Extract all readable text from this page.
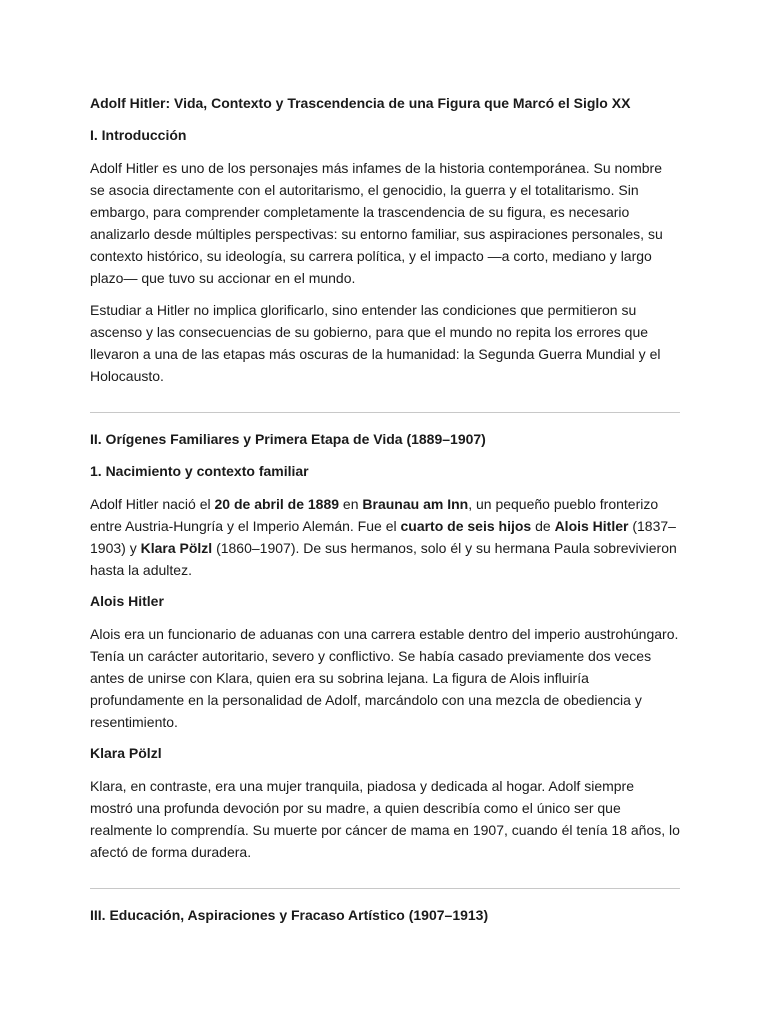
Adolf Hitler: Vida, Contexto y Trascendencia de una Figura que Marcó el Siglo XX
I. Introducción

Adolf Hitler es uno de los personajes más infames de la historia contemporánea. Su nombre se asocia directamente con el autoritarismo, el genocidio, la guerra y el totalitarismo. Sin embargo, para comprender completamente la trascendencia de su figura, es necesario analizarlo desde múltiples perspectivas: su entorno familiar, sus aspiraciones personales, su contexto histórico, su ideología, su carrera política, y el impacto —a corto, mediano y largo plazo— que tuvo su accionar en el mundo.

Estudiar a Hitler no implica glorificarlo, sino entender las condiciones que permitieron su ascenso y las consecuencias de su gobierno, para que el mundo no repita los errores que llevaron a una de las etapas más oscuras de la humanidad: la Segunda Guerra Mundial y el Holocausto.

II. Orígenes Familiares y Primera Etapa de Vida (1889–1907)
1. Nacimiento y contexto familiar

Adolf Hitler nació el 20 de abril de 1889 en Braunau am Inn, un pequeño pueblo fronterizo entre Austria-Hungría y el Imperio Alemán. Fue el cuarto de seis hijos de Alois Hitler (1837–1903) y Klara Pölzl (1860–1907). De sus hermanos, solo él y su hermana Paula sobrevivieron hasta la adultez.

Alois Hitler

Alois era un funcionario de aduanas con una carrera estable dentro del imperio austrohúngaro. Tenía un carácter autoritario, severo y conflictivo. Se había casado previamente dos veces antes de unirse con Klara, quien era su sobrina lejana. La figura de Alois influiría profundamente en la personalidad de Adolf, marcándolo con una mezcla de obediencia y resentimiento.

Klara Pölzl

Klara, en contraste, era una mujer tranquila, piadosa y dedicada al hogar. Adolf siempre mostró una profunda devoción por su madre, a quien describía como el único ser que realmente lo comprendía. Su muerte por cáncer de mama en 1907, cuando él tenía 18 años, lo afectó de forma duradera.

III. Educación, Aspiraciones y Fracaso Artístico (1907–1913)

################

_Problem requirements_. Copy out, from the material above, each line where the word "Pölzl" is present.

_Answer to this problem_.
Adolf Hitler nació el 20 de abril de 1889 en Braunau am Inn, un pequeño pueblo fronterizo entre Austria-Hungría y el Imperio Alemán. Fue el cuarto de seis hijos de Alois Hitler (1837–1903) y Klara Pölzl (1860–1907). De sus hermanos, solo él y su hermana Paula sobrevivieron hasta la adultez.
Klara Pölzl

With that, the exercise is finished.